───── Data section ─────

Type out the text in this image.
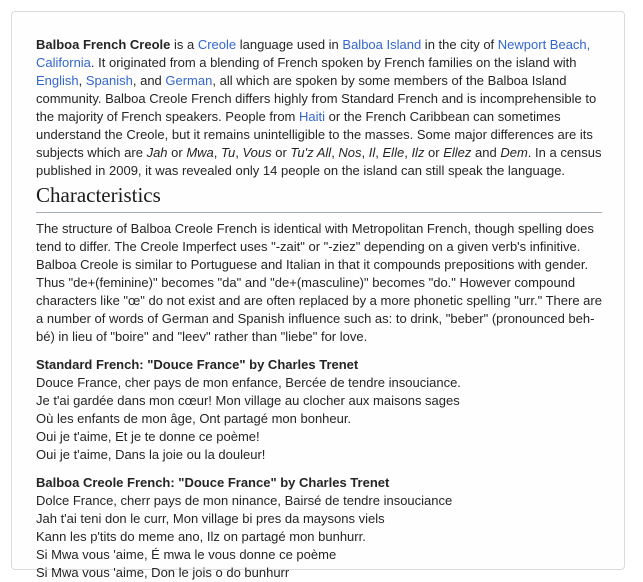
Balboa French Creole is a Creole language used in Balboa Island in the city of Newport Beach, California. It originated from a blending of French spoken by French families on the island with English, Spanish, and German, all which are spoken by some members of the Balboa Island community. Balboa Creole French differs highly from Standard French and is incomprehensible to the majority of French speakers. People from Haiti or the French Caribbean can sometimes understand the Creole, but it remains unintelligible to the masses. Some major differences are its subjects which are Jah or Mwa, Tu, Vous or Tu'z All, Nos, Il, Elle, Ilz or Ellez and Dem. In a census published in 2009, it was revealed only 14 people on the island can still speak the language.

Characteristics

The structure of Balboa Creole French is identical with Metropolitan French, though spelling does tend to differ. The Creole Imperfect uses "-zait" or "-ziez" depending on a given verb's infinitive. Balboa Creole is similar to Portuguese and Italian in that it compounds prepositions with gender. Thus "de+(feminine)" becomes "da" and "de+(masculine)" becomes "do." However compound characters like "œ" do not exist and are often replaced by a more phonetic spelling "urr." There are a number of words of German and Spanish influence such as: to drink, "beber" (pronounced beh-bé) in lieu of "boire" and "leev" rather than "liebe" for love.

Standard French: "Douce France" by Charles Trenet
Douce France, cher pays de mon enfance, Bercée de tendre insouciance.
Je t'ai gardée dans mon cœur! Mon village au clocher aux maisons sages
Où les enfants de mon âge, Ont partagé mon bonheur.
Oui je t'aime, Et je te donne ce poème!
Oui je t'aime, Dans la joie ou la douleur!
Balboa Creole French: "Douce France" by Charles Trenet
Dolce France, cherr pays de mon ninance, Bairsé de tendre insouciance
Jah t'ai teni don le curr, Mon village bi pres da maysons viels
Kann les p'tits do meme ano, Ilz on partagé mon bunhurr.
Si Mwa vous 'aime, É mwa le vous donne ce poème
Si Mwa vous 'aime, Don le jois o do bunhurr
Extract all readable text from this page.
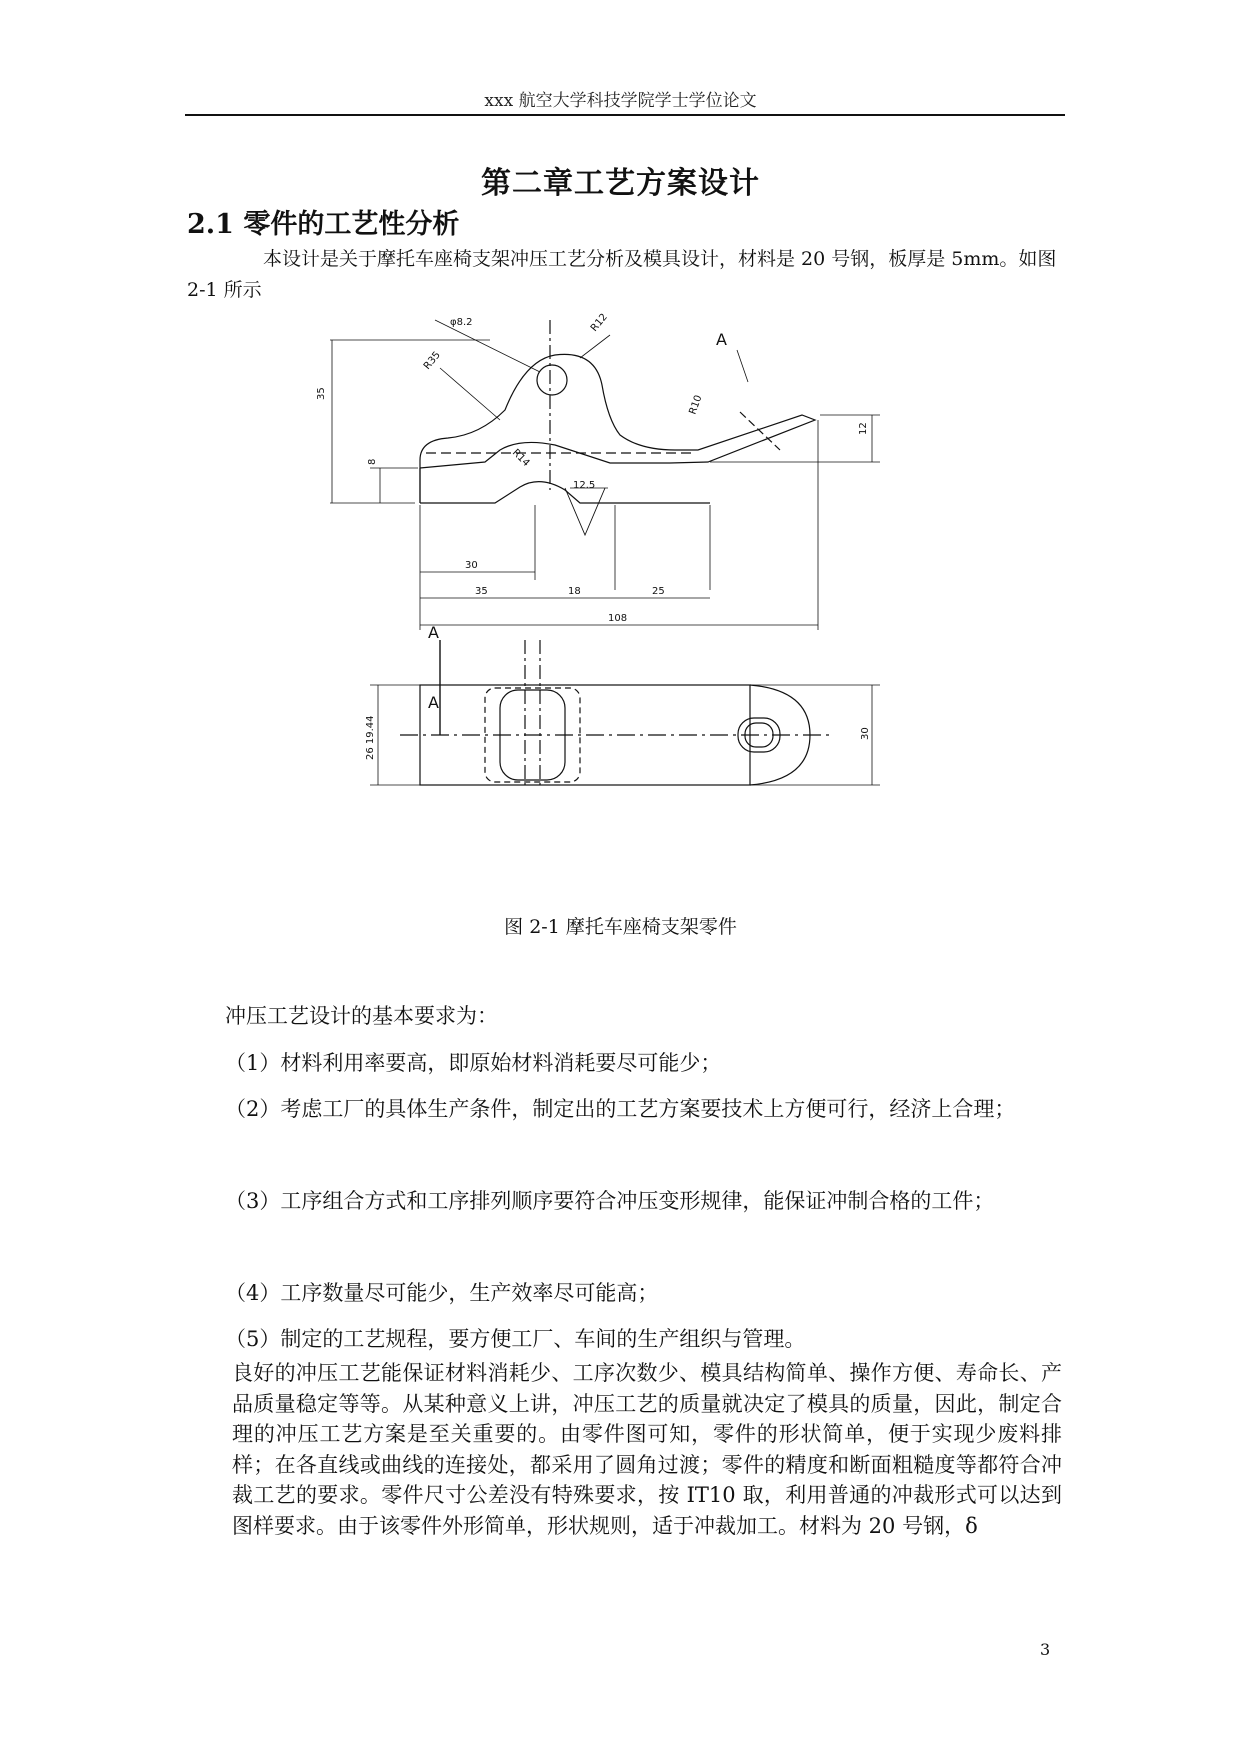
xxx 航空大学科技学院学士学位论文
第二章工艺方案设计
2.1 零件的工艺性分析
本设计是关于摩托车座椅支架冲压工艺分析及模具设计，材料是 20 号钢，板厚是 5mm。如图 2-1 所示
φ8.2	R12
R35
R10
R14
35
8
12
12.5
30
35	18	25
108
30
26 19.44
A
A
A
图 2-1 摩托车座椅支架零件
冲压工艺设计的基本要求为：
（1）材料利用率要高，即原始材料消耗要尽可能少；
（2）考虑工厂的具体生产条件，制定出的工艺方案要技术上方便可行，经济上合理；
（3）工序组合方式和工序排列顺序要符合冲压变形规律，能保证冲制合格的工件；
（4）工序数量尽可能少，生产效率尽可能高；
（5）制定的工艺规程，要方便工厂、车间的生产组织与管理。
良好的冲压工艺能保证材料消耗少、工序次数少、模具结构简单、操作方便、寿命长、产品质量稳定等等。从某种意义上讲，冲压工艺的质量就决定了模具的质量，因此，制定合理的冲压工艺方案是至关重要的。由零件图可知，零件的形状简单，便于实现少废料排样；在各直线或曲线的连接处，都采用了圆角过渡；零件的精度和断面粗糙度等都符合冲裁工艺的要求。零件尺寸公差没有特殊要求，按 IT10 取，利用普通的冲裁形式可以达到图样要求。由于该零件外形简单，形状规则，适于冲裁加工。材料为 20 号钢，δ
3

─────

Lines from the records above that hold "partagé" are the ones to list.

Exercise output
Où les enfants de mon âge, Ont partagé mon bonheur.
Kann les p'tits do meme ano, Ilz on partagé mon bunhurr.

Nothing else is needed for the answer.